Job:
Your task is to copy the material exactly.

Stored data entries:
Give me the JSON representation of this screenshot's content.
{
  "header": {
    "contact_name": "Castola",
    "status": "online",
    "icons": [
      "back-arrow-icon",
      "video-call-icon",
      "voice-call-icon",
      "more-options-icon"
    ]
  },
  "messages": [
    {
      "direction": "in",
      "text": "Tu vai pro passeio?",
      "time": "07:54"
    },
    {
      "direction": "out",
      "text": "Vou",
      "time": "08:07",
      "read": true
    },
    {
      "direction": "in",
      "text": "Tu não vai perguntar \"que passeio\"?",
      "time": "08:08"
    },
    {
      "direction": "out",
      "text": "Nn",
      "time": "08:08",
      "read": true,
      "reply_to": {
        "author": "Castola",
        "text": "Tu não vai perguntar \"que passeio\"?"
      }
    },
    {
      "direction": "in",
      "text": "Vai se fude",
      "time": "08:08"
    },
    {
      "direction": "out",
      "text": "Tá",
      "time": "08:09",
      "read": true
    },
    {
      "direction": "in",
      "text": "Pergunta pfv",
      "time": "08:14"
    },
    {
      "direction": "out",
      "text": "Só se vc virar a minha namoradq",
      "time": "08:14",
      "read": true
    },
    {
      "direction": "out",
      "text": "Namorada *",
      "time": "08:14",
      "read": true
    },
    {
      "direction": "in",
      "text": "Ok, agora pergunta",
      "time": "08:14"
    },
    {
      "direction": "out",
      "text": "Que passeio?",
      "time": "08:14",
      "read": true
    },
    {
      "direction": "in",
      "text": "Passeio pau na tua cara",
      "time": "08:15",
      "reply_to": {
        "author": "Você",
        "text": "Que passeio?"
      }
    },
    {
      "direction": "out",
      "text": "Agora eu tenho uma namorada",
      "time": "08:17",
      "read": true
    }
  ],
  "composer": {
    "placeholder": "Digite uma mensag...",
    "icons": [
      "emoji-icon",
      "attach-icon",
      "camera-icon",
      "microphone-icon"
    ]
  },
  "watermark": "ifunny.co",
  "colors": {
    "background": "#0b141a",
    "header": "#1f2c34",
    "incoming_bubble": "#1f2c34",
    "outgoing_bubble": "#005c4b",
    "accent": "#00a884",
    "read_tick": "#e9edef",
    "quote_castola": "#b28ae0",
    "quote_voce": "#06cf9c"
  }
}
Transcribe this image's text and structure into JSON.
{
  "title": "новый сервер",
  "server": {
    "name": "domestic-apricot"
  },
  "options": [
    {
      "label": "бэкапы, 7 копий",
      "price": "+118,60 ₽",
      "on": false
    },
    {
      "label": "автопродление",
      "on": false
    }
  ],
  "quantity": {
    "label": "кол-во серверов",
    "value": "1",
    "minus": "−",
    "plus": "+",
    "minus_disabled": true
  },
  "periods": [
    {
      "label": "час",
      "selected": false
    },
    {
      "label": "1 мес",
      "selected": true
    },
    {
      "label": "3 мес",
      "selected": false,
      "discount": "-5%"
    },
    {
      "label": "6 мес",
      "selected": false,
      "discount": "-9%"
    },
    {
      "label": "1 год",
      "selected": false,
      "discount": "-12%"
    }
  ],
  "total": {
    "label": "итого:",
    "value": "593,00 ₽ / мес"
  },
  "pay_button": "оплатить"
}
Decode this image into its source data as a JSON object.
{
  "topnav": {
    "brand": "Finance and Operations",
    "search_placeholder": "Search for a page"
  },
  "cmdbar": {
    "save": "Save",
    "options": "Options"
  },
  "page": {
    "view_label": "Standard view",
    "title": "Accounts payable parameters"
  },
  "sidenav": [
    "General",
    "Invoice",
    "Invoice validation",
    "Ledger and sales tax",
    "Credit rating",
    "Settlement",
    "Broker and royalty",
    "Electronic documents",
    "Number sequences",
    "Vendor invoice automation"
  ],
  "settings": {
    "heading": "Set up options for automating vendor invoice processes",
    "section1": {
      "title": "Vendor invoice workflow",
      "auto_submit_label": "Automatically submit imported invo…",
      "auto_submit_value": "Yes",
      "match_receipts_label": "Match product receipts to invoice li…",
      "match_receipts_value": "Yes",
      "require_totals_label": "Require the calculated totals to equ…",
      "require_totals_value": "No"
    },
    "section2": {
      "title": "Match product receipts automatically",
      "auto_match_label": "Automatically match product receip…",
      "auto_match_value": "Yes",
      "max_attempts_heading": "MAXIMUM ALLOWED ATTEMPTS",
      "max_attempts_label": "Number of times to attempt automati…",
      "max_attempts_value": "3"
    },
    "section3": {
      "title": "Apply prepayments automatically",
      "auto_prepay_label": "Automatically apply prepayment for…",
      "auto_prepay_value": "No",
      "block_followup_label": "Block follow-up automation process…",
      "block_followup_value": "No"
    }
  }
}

Output below:
Give me the JSON representation of this screenshot's content.
{
  "header": {
    "contact_name": "Castola",
    "status": "online",
    "icons": [
      "back-arrow-icon",
      "video-call-icon",
      "voice-call-icon",
      "more-options-icon"
    ]
  },
  "messages": [
    {
      "direction": "in",
      "text": "Tu vai pro passeio?",
      "time": "07:54"
    },
    {
      "direction": "out",
      "text": "Vou",
      "time": "08:07",
      "read": true
    },
    {
      "direction": "in",
      "text": "Tu não vai perguntar \"que passeio\"?",
      "time": "08:08"
    },
    {
      "direction": "out",
      "text": "Nn",
      "time": "08:08",
      "read": true,
      "reply_to": {
        "author": "Castola",
        "text": "Tu não vai perguntar \"que passeio\"?"
      }
    },
    {
      "direction": "in",
      "text": "Vai se fude",
      "time": "08:08"
    },
    {
      "direction": "out",
      "text": "Tá",
      "time": "08:09",
      "read": true
    },
    {
      "direction": "in",
      "text": "Pergunta pfv",
      "time": "08:14"
    },
    {
      "direction": "out",
      "text": "Só se vc virar a minha namoradq",
      "time": "08:14",
      "read": true
    },
    {
      "direction": "out",
      "text": "Namorada *",
      "time": "08:14",
      "read": true
    },
    {
      "direction": "in",
      "text": "Ok, agora pergunta",
      "time": "08:14"
    },
    {
      "direction": "out",
      "text": "Que passeio?",
      "time": "08:14",
      "read": true
    },
    {
      "direction": "in",
      "text": "Passeio pau na tua cara",
      "time": "08:15",
      "reply_to": {
        "author": "Você",
        "text": "Que passeio?"
      }
    },
    {
      "direction": "out",
      "text": "Agora eu tenho uma namorada",
      "time": "08:17",
      "read": true
    }
  ],
  "composer": {
    "placeholder": "Digite uma mensag...",
    "icons": [
      "emoji-icon",
      "attach-icon",
      "camera-icon",
      "microphone-icon"
    ]
  },
  "watermark": "ifunny.co",
  "colors": {
    "background": "#0b141a",
    "header": "#1f2c34",
    "incoming_bubble": "#1f2c34",
    "outgoing_bubble": "#005c4b",
    "accent": "#00a884",
    "read_tick": "#e9edef",
    "quote_castola": "#b28ae0",
    "quote_voce": "#06cf9c"
  }
}
Transcribe this image's text and structure into JSON.
{
  "title": "новый сервер",
  "server": {
    "name": "domestic-apricot"
  },
  "options": [
    {
      "label": "бэкапы, 7 копий",
      "price": "+118,60 ₽",
      "on": false
    },
    {
      "label": "автопродление",
      "on": false
    }
  ],
  "quantity": {
    "label": "кол-во серверов",
    "value": "1",
    "minus": "−",
    "plus": "+",
    "minus_disabled": true
  },
  "periods": [
    {
      "label": "час",
      "selected": false
    },
    {
      "label": "1 мес",
      "selected": true
    },
    {
      "label": "3 мес",
      "selected": false,
      "discount": "-5%"
    },
    {
      "label": "6 мес",
      "selected": false,
      "discount": "-9%"
    },
    {
      "label": "1 год",
      "selected": false,
      "discount": "-12%"
    }
  ],
  "total": {
    "label": "итого:",
    "value": "593,00 ₽ / мес"
  },
  "pay_button": "оплатить"
}
Decode this image into its source data as a JSON object.
{
  "topnav": {
    "brand": "Finance and Operations",
    "search_placeholder": "Search for a page"
  },
  "cmdbar": {
    "save": "Save",
    "options": "Options"
  },
  "page": {
    "view_label": "Standard view",
    "title": "Accounts payable parameters"
  },
  "sidenav": [
    "General",
    "Invoice",
    "Invoice validation",
    "Ledger and sales tax",
    "Credit rating",
    "Settlement",
    "Broker and royalty",
    "Electronic documents",
    "Number sequences",
    "Vendor invoice automation"
  ],
  "settings": {
    "heading": "Set up options for automating vendor invoice processes",
    "section1": {
      "title": "Vendor invoice workflow",
      "auto_submit_label": "Automatically submit imported invo…",
      "auto_submit_value": "Yes",
      "match_receipts_label": "Match product receipts to invoice li…",
      "match_receipts_value": "Yes",
      "require_totals_label": "Require the calculated totals to equ…",
      "require_totals_value": "No"
    },
    "section2": {
      "title": "Match product receipts automatically",
      "auto_match_label": "Automatically match product receip…",
      "auto_match_value": "Yes",
      "max_attempts_heading": "MAXIMUM ALLOWED ATTEMPTS",
      "max_attempts_label": "Number of times to attempt automati…",
      "max_attempts_value": "3"
    },
    "section3": {
      "title": "Apply prepayments automatically",
      "auto_prepay_label": "Automatically apply prepayment for…",
      "auto_prepay_value": "No",
      "block_followup_label": "Block follow-up automation process…",
      "block_followup_value": "No"
    }
  }
}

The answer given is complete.